═══ Given information ═══

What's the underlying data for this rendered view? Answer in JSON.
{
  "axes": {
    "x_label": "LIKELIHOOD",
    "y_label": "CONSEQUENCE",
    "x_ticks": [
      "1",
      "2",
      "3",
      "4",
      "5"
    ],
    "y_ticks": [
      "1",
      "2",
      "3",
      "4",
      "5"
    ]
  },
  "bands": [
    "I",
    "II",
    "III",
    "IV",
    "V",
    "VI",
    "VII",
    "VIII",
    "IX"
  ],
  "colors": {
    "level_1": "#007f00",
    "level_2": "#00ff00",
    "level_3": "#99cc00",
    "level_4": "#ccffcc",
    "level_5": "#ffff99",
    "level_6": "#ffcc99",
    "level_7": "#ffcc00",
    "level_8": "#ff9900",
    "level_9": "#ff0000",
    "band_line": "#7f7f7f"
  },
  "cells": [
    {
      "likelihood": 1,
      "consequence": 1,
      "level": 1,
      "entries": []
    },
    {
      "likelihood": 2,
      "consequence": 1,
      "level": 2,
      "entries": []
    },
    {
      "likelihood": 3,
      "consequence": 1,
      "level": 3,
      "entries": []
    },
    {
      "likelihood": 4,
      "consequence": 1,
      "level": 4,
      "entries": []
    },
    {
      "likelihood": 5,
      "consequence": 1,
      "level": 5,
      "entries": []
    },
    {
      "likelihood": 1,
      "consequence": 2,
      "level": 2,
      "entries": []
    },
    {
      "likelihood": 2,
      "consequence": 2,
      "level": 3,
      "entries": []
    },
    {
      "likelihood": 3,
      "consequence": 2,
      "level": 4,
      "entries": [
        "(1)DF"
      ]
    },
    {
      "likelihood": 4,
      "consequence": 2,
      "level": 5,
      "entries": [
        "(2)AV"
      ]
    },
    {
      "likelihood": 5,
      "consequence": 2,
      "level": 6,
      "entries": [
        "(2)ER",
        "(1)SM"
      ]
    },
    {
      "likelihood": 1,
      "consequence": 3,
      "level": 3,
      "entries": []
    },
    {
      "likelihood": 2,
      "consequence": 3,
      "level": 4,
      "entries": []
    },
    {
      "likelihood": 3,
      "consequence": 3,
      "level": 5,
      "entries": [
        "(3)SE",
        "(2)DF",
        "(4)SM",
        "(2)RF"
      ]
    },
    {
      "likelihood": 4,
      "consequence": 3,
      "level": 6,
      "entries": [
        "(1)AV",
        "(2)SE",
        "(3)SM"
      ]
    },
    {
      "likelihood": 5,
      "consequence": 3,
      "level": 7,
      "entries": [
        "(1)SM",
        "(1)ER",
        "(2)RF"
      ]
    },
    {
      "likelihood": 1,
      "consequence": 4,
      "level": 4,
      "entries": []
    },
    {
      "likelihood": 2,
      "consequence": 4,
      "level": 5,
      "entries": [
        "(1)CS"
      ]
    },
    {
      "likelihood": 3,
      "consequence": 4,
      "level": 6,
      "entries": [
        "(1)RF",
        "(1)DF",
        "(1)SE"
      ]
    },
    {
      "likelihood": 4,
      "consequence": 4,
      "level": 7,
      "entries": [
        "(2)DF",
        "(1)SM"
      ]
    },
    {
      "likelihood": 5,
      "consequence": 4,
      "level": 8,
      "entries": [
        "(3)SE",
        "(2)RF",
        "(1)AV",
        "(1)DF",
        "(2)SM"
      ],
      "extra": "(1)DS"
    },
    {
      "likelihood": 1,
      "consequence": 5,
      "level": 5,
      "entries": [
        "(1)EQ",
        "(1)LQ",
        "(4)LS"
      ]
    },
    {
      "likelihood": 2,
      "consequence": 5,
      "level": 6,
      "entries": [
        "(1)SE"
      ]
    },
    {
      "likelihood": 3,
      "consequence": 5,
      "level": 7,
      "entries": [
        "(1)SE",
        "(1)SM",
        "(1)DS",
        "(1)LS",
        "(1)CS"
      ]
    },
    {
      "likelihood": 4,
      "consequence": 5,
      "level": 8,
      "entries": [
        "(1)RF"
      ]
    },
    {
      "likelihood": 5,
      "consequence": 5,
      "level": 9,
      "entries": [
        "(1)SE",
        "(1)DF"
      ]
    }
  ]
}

═══

* Direction
Return the lines above exactly, keeping every word.

* Answer in full
What's the underlying data for this rendered view? Answer in JSON.
{
  "axes": {
    "x_label": "LIKELIHOOD",
    "y_label": "CONSEQUENCE",
    "x_ticks": [
      "1",
      "2",
      "3",
      "4",
      "5"
    ],
    "y_ticks": [
      "1",
      "2",
      "3",
      "4",
      "5"
    ]
  },
  "bands": [
    "I",
    "II",
    "III",
    "IV",
    "V",
    "VI",
    "VII",
    "VIII",
    "IX"
  ],
  "colors": {
    "level_1": "#007f00",
    "level_2": "#00ff00",
    "level_3": "#99cc00",
    "level_4": "#ccffcc",
    "level_5": "#ffff99",
    "level_6": "#ffcc99",
    "level_7": "#ffcc00",
    "level_8": "#ff9900",
    "level_9": "#ff0000",
    "band_line": "#7f7f7f"
  },
  "cells": [
    {
      "likelihood": 1,
      "consequence": 1,
      "level": 1,
      "entries": []
    },
    {
      "likelihood": 2,
      "consequence": 1,
      "level": 2,
      "entries": []
    },
    {
      "likelihood": 3,
      "consequence": 1,
      "level": 3,
      "entries": []
    },
    {
      "likelihood": 4,
      "consequence": 1,
      "level": 4,
      "entries": []
    },
    {
      "likelihood": 5,
      "consequence": 1,
      "level": 5,
      "entries": []
    },
    {
      "likelihood": 1,
      "consequence": 2,
      "level": 2,
      "entries": []
    },
    {
      "likelihood": 2,
      "consequence": 2,
      "level": 3,
      "entries": []
    },
    {
      "likelihood": 3,
      "consequence": 2,
      "level": 4,
      "entries": [
        "(1)DF"
      ]
    },
    {
      "likelihood": 4,
      "consequence": 2,
      "level": 5,
      "entries": [
        "(2)AV"
      ]
    },
    {
      "likelihood": 5,
      "consequence": 2,
      "level": 6,
      "entries": [
        "(2)ER",
        "(1)SM"
      ]
    },
    {
      "likelihood": 1,
      "consequence": 3,
      "level": 3,
      "entries": []
    },
    {
      "likelihood": 2,
      "consequence": 3,
      "level": 4,
      "entries": []
    },
    {
      "likelihood": 3,
      "consequence": 3,
      "level": 5,
      "entries": [
        "(3)SE",
        "(2)DF",
        "(4)SM",
        "(2)RF"
      ]
    },
    {
      "likelihood": 4,
      "consequence": 3,
      "level": 6,
      "entries": [
        "(1)AV",
        "(2)SE",
        "(3)SM"
      ]
    },
    {
      "likelihood": 5,
      "consequence": 3,
      "level": 7,
      "entries": [
        "(1)SM",
        "(1)ER",
        "(2)RF"
      ]
    },
    {
      "likelihood": 1,
      "consequence": 4,
      "level": 4,
      "entries": []
    },
    {
      "likelihood": 2,
      "consequence": 4,
      "level": 5,
      "entries": [
        "(1)CS"
      ]
    },
    {
      "likelihood": 3,
      "consequence": 4,
      "level": 6,
      "entries": [
        "(1)RF",
        "(1)DF",
        "(1)SE"
      ]
    },
    {
      "likelihood": 4,
      "consequence": 4,
      "level": 7,
      "entries": [
        "(2)DF",
        "(1)SM"
      ]
    },
    {
      "likelihood": 5,
      "consequence": 4,
      "level": 8,
      "entries": [
        "(3)SE",
        "(2)RF",
        "(1)AV",
        "(1)DF",
        "(2)SM"
      ],
      "extra": "(1)DS"
    },
    {
      "likelihood": 1,
      "consequence": 5,
      "level": 5,
      "entries": [
        "(1)EQ",
        "(1)LQ",
        "(4)LS"
      ]
    },
    {
      "likelihood": 2,
      "consequence": 5,
      "level": 6,
      "entries": [
        "(1)SE"
      ]
    },
    {
      "likelihood": 3,
      "consequence": 5,
      "level": 7,
      "entries": [
        "(1)SE",
        "(1)SM",
        "(1)DS",
        "(1)LS",
        "(1)CS"
      ]
    },
    {
      "likelihood": 4,
      "consequence": 5,
      "level": 8,
      "entries": [
        "(1)RF"
      ]
    },
    {
      "likelihood": 5,
      "consequence": 5,
      "level": 9,
      "entries": [
        "(1)SE",
        "(1)DF"
      ]
    }
  ]
}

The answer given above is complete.